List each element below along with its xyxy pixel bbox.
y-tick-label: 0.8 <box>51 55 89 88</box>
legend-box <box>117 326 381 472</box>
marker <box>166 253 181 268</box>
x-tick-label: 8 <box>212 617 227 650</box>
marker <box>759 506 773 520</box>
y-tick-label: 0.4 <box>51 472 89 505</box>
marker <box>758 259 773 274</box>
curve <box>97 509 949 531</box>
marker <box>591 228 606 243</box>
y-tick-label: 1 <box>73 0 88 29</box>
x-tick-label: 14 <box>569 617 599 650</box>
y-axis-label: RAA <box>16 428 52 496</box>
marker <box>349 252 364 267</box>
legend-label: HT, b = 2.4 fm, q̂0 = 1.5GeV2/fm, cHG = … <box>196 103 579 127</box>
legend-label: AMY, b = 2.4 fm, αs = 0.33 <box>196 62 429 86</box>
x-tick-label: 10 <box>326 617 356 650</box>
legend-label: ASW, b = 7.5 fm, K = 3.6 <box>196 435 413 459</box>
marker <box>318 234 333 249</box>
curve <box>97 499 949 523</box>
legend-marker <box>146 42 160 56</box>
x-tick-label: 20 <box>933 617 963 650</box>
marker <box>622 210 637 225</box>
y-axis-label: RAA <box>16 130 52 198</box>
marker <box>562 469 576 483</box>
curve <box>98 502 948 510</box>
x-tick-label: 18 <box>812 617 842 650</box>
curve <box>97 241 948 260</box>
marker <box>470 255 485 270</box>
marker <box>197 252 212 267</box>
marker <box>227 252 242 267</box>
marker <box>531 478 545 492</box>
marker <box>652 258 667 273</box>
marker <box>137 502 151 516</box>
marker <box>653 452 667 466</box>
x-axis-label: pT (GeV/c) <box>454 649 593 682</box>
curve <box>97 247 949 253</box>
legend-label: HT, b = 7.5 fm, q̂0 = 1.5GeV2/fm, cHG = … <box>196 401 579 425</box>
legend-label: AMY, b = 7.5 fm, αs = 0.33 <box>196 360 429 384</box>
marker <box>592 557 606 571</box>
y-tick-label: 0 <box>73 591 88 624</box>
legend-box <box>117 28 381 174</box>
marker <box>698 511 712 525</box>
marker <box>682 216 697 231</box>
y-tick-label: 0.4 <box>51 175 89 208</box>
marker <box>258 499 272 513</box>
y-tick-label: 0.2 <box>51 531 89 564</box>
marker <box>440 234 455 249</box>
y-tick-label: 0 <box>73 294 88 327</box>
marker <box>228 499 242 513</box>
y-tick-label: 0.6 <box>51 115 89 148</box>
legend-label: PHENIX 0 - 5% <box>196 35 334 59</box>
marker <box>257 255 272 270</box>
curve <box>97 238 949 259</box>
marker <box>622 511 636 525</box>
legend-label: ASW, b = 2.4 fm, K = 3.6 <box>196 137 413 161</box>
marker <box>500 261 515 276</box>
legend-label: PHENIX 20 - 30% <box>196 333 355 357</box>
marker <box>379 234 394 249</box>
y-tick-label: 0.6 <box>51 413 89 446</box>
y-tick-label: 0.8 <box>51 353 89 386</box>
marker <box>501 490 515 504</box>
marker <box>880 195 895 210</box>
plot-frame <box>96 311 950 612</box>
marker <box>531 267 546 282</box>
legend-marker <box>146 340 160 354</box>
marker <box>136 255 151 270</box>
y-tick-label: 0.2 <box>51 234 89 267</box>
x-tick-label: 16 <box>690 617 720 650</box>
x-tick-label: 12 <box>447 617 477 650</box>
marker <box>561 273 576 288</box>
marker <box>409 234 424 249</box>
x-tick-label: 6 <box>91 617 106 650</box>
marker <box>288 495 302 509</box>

Direction –
Reproduce everything in the data from the start down through the line containing "marker <box>758 259 773 274</box>", unchanged.

Solution to this problem –
List each element below along with its xyxy pixel bbox.
y-tick-label: 0.8 <box>51 55 89 88</box>
legend-box <box>117 326 381 472</box>
marker <box>166 253 181 268</box>
x-tick-label: 8 <box>212 617 227 650</box>
marker <box>759 506 773 520</box>
y-tick-label: 0.4 <box>51 472 89 505</box>
marker <box>758 259 773 274</box>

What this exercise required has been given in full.